| Task instructions |
Your task is to print all of the material verbatim.

| Given information |
------------

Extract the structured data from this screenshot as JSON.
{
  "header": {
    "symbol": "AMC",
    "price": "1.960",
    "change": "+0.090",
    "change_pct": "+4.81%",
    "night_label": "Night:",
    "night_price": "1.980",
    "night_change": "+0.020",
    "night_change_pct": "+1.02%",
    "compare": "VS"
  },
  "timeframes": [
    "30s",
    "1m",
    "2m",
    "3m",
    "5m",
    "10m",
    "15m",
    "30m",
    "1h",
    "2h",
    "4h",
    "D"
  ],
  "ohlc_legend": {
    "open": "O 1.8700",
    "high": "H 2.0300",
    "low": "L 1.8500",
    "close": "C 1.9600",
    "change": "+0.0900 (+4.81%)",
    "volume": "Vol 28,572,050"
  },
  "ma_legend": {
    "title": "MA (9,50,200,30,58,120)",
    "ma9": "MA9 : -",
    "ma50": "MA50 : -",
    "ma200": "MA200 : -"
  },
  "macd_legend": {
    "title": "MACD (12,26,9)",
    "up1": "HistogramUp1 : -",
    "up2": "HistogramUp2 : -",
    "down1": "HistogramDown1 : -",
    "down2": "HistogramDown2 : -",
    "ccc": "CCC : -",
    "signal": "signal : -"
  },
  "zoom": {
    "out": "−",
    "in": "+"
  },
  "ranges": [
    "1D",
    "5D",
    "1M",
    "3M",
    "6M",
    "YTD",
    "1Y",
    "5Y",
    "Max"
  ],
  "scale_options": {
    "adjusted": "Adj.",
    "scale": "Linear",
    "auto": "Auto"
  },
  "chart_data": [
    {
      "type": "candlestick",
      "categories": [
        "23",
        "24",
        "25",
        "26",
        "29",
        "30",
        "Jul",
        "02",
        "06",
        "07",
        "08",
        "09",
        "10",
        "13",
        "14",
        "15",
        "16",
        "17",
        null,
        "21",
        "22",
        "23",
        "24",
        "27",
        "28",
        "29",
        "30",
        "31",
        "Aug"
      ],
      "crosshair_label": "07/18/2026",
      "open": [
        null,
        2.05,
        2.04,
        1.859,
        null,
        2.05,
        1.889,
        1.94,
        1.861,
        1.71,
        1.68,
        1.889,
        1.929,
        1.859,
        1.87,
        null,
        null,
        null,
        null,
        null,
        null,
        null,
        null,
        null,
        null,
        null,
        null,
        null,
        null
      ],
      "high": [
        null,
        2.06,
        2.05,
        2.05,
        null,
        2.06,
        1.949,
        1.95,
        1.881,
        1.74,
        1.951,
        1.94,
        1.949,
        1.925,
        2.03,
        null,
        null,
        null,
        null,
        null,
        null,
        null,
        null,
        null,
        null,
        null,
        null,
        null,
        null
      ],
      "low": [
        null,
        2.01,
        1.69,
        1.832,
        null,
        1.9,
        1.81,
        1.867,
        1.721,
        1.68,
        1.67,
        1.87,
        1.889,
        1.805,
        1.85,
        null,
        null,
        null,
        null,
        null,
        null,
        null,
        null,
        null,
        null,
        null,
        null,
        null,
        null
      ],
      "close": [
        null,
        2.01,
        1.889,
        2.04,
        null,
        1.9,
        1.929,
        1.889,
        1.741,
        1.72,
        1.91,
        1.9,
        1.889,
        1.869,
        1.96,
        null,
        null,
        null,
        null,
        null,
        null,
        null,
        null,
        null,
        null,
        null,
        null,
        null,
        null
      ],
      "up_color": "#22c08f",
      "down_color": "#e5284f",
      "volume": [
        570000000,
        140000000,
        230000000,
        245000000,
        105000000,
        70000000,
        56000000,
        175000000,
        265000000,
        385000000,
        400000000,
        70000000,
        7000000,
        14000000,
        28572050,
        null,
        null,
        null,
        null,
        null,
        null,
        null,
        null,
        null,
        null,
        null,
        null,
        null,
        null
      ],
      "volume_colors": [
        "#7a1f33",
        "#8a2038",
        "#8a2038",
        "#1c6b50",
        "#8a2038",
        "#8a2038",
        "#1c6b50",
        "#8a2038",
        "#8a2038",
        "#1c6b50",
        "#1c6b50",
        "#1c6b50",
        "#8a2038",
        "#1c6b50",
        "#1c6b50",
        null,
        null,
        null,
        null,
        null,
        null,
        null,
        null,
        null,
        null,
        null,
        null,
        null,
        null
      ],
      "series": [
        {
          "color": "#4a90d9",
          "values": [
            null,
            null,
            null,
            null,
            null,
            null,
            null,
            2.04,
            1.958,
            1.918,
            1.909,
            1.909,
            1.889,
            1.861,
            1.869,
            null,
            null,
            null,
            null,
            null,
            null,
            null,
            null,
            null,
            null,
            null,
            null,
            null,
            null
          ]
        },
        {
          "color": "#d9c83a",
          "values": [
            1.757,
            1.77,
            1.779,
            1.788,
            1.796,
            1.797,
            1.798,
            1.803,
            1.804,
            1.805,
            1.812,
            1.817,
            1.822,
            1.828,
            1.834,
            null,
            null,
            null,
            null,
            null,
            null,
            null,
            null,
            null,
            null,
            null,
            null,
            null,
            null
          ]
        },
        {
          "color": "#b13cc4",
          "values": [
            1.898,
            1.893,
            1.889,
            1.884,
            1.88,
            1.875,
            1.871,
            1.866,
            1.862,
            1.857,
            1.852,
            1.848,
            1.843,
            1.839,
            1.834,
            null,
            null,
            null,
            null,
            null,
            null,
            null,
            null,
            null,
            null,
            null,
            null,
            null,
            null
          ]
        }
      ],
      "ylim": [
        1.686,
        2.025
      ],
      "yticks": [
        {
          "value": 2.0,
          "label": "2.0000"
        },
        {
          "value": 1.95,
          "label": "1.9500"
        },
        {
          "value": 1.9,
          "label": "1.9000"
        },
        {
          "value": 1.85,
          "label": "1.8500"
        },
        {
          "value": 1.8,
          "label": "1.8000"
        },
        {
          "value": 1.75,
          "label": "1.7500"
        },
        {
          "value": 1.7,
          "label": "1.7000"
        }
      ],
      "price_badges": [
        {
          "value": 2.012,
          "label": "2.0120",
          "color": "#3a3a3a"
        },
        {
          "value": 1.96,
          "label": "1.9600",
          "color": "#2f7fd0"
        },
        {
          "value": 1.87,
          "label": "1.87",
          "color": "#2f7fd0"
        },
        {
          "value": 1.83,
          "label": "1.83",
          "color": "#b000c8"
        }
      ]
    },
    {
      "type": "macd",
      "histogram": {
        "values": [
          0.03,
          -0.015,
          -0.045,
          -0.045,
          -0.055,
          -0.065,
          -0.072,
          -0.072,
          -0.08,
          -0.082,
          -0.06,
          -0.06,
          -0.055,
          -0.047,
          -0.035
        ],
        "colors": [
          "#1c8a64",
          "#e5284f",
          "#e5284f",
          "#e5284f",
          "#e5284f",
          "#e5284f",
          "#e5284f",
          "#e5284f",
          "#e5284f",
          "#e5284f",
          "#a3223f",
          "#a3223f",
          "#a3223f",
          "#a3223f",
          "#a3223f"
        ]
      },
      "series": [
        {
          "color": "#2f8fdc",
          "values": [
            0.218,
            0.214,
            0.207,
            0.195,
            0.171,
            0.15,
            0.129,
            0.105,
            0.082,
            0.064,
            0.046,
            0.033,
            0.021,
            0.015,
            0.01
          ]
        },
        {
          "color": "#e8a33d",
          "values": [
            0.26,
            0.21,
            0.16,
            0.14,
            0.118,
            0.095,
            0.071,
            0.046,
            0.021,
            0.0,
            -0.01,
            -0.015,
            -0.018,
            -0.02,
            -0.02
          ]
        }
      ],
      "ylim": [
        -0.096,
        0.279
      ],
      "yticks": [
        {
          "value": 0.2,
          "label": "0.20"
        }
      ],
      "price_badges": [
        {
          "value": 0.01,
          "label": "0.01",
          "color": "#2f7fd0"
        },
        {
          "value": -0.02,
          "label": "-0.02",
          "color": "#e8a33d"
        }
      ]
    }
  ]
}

------------

| Task solution |
Extract the structured data from this screenshot as JSON.
{
  "header": {
    "symbol": "AMC",
    "price": "1.960",
    "change": "+0.090",
    "change_pct": "+4.81%",
    "night_label": "Night:",
    "night_price": "1.980",
    "night_change": "+0.020",
    "night_change_pct": "+1.02%",
    "compare": "VS"
  },
  "timeframes": [
    "30s",
    "1m",
    "2m",
    "3m",
    "5m",
    "10m",
    "15m",
    "30m",
    "1h",
    "2h",
    "4h",
    "D"
  ],
  "ohlc_legend": {
    "open": "O 1.8700",
    "high": "H 2.0300",
    "low": "L 1.8500",
    "close": "C 1.9600",
    "change": "+0.0900 (+4.81%)",
    "volume": "Vol 28,572,050"
  },
  "ma_legend": {
    "title": "MA (9,50,200,30,58,120)",
    "ma9": "MA9 : -",
    "ma50": "MA50 : -",
    "ma200": "MA200 : -"
  },
  "macd_legend": {
    "title": "MACD (12,26,9)",
    "up1": "HistogramUp1 : -",
    "up2": "HistogramUp2 : -",
    "down1": "HistogramDown1 : -",
    "down2": "HistogramDown2 : -",
    "ccc": "CCC : -",
    "signal": "signal : -"
  },
  "zoom": {
    "out": "−",
    "in": "+"
  },
  "ranges": [
    "1D",
    "5D",
    "1M",
    "3M",
    "6M",
    "YTD",
    "1Y",
    "5Y",
    "Max"
  ],
  "scale_options": {
    "adjusted": "Adj.",
    "scale": "Linear",
    "auto": "Auto"
  },
  "chart_data": [
    {
      "type": "candlestick",
      "categories": [
        "23",
        "24",
        "25",
        "26",
        "29",
        "30",
        "Jul",
        "02",
        "06",
        "07",
        "08",
        "09",
        "10",
        "13",
        "14",
        "15",
        "16",
        "17",
        null,
        "21",
        "22",
        "23",
        "24",
        "27",
        "28",
        "29",
        "30",
        "31",
        "Aug"
      ],
      "crosshair_label": "07/18/2026",
      "open": [
        null,
        2.05,
        2.04,
        1.859,
        null,
        2.05,
        1.889,
        1.94,
        1.861,
        1.71,
        1.68,
        1.889,
        1.929,
        1.859,
        1.87,
        null,
        null,
        null,
        null,
        null,
        null,
        null,
        null,
        null,
        null,
        null,
        null,
        null,
        null
      ],
      "high": [
        null,
        2.06,
        2.05,
        2.05,
        null,
        2.06,
        1.949,
        1.95,
        1.881,
        1.74,
        1.951,
        1.94,
        1.949,
        1.925,
        2.03,
        null,
        null,
        null,
        null,
        null,
        null,
        null,
        null,
        null,
        null,
        null,
        null,
        null,
        null
      ],
      "low": [
        null,
        2.01,
        1.69,
        1.832,
        null,
        1.9,
        1.81,
        1.867,
        1.721,
        1.68,
        1.67,
        1.87,
        1.889,
        1.805,
        1.85,
        null,
        null,
        null,
        null,
        null,
        null,
        null,
        null,
        null,
        null,
        null,
        null,
        null,
        null
      ],
      "close": [
        null,
        2.01,
        1.889,
        2.04,
        null,
        1.9,
        1.929,
        1.889,
        1.741,
        1.72,
        1.91,
        1.9,
        1.889,
        1.869,
        1.96,
        null,
        null,
        null,
        null,
        null,
        null,
        null,
        null,
        null,
        null,
        null,
        null,
        null,
        null
      ],
      "up_color": "#22c08f",
      "down_color": "#e5284f",
      "volume": [
        570000000,
        140000000,
        230000000,
        245000000,
        105000000,
        70000000,
        56000000,
        175000000,
        265000000,
        385000000,
        400000000,
        70000000,
        7000000,
        14000000,
        28572050,
        null,
        null,
        null,
        null,
        null,
        null,
        null,
        null,
        null,
        null,
        null,
        null,
        null,
        null
      ],
      "volume_colors": [
        "#7a1f33",
        "#8a2038",
        "#8a2038",
        "#1c6b50",
        "#8a2038",
        "#8a2038",
        "#1c6b50",
        "#8a2038",
        "#8a2038",
        "#1c6b50",
        "#1c6b50",
        "#1c6b50",
        "#8a2038",
        "#1c6b50",
        "#1c6b50",
        null,
        null,
        null,
        null,
        null,
        null,
        null,
        null,
        null,
        null,
        null,
        null,
        null,
        null
      ],
      "series": [
        {
          "color": "#4a90d9",
          "values": [
            null,
            null,
            null,
            null,
            null,
            null,
            null,
            2.04,
            1.958,
            1.918,
            1.909,
            1.909,
            1.889,
            1.861,
            1.869,
            null,
            null,
            null,
            null,
            null,
            null,
            null,
            null,
            null,
            null,
            null,
            null,
            null,
            null
          ]
        },
        {
          "color": "#d9c83a",
          "values": [
            1.757,
            1.77,
            1.779,
            1.788,
            1.796,
            1.797,
            1.798,
            1.803,
            1.804,
            1.805,
            1.812,
            1.817,
            1.822,
            1.828,
            1.834,
            null,
            null,
            null,
            null,
            null,
            null,
            null,
            null,
            null,
            null,
            null,
            null,
            null,
            null
          ]
        },
        {
          "color": "#b13cc4",
          "values": [
            1.898,
            1.893,
            1.889,
            1.884,
            1.88,
            1.875,
            1.871,
            1.866,
            1.862,
            1.857,
            1.852,
            1.848,
            1.843,
            1.839,
            1.834,
            null,
            null,
            null,
            null,
            null,
            null,
            null,
            null,
            null,
            null,
            null,
            null,
            null,
            null
          ]
        }
      ],
      "ylim": [
        1.686,
        2.025
      ],
      "yticks": [
        {
          "value": 2.0,
          "label": "2.0000"
        },
        {
          "value": 1.95,
          "label": "1.9500"
        },
        {
          "value": 1.9,
          "label": "1.9000"
        },
        {
          "value": 1.85,
          "label": "1.8500"
        },
        {
          "value": 1.8,
          "label": "1.8000"
        },
        {
          "value": 1.75,
          "label": "1.7500"
        },
        {
          "value": 1.7,
          "label": "1.7000"
        }
      ],
      "price_badges": [
        {
          "value": 2.012,
          "label": "2.0120",
          "color": "#3a3a3a"
        },
        {
          "value": 1.96,
          "label": "1.9600",
          "color": "#2f7fd0"
        },
        {
          "value": 1.87,
          "label": "1.87",
          "color": "#2f7fd0"
        },
        {
          "value": 1.83,
          "label": "1.83",
          "color": "#b000c8"
        }
      ]
    },
    {
      "type": "macd",
      "histogram": {
        "values": [
          0.03,
          -0.015,
          -0.045,
          -0.045,
          -0.055,
          -0.065,
          -0.072,
          -0.072,
          -0.08,
          -0.082,
          -0.06,
          -0.06,
          -0.055,
          -0.047,
          -0.035
        ],
        "colors": [
          "#1c8a64",
          "#e5284f",
          "#e5284f",
          "#e5284f",
          "#e5284f",
          "#e5284f",
          "#e5284f",
          "#e5284f",
          "#e5284f",
          "#e5284f",
          "#a3223f",
          "#a3223f",
          "#a3223f",
          "#a3223f",
          "#a3223f"
        ]
      },
      "series": [
        {
          "color": "#2f8fdc",
          "values": [
            0.218,
            0.214,
            0.207,
            0.195,
            0.171,
            0.15,
            0.129,
            0.105,
            0.082,
            0.064,
            0.046,
            0.033,
            0.021,
            0.015,
            0.01
          ]
        },
        {
          "color": "#e8a33d",
          "values": [
            0.26,
            0.21,
            0.16,
            0.14,
            0.118,
            0.095,
            0.071,
            0.046,
            0.021,
            0.0,
            -0.01,
            -0.015,
            -0.018,
            -0.02,
            -0.02
          ]
        }
      ],
      "ylim": [
        -0.096,
        0.279
      ],
      "yticks": [
        {
          "value": 0.2,
          "label": "0.20"
        }
      ],
      "price_badges": [
        {
          "value": 0.01,
          "label": "0.01",
          "color": "#2f7fd0"
        },
        {
          "value": -0.02,
          "label": "-0.02",
          "color": "#e8a33d"
        }
      ]
    }
  ]
}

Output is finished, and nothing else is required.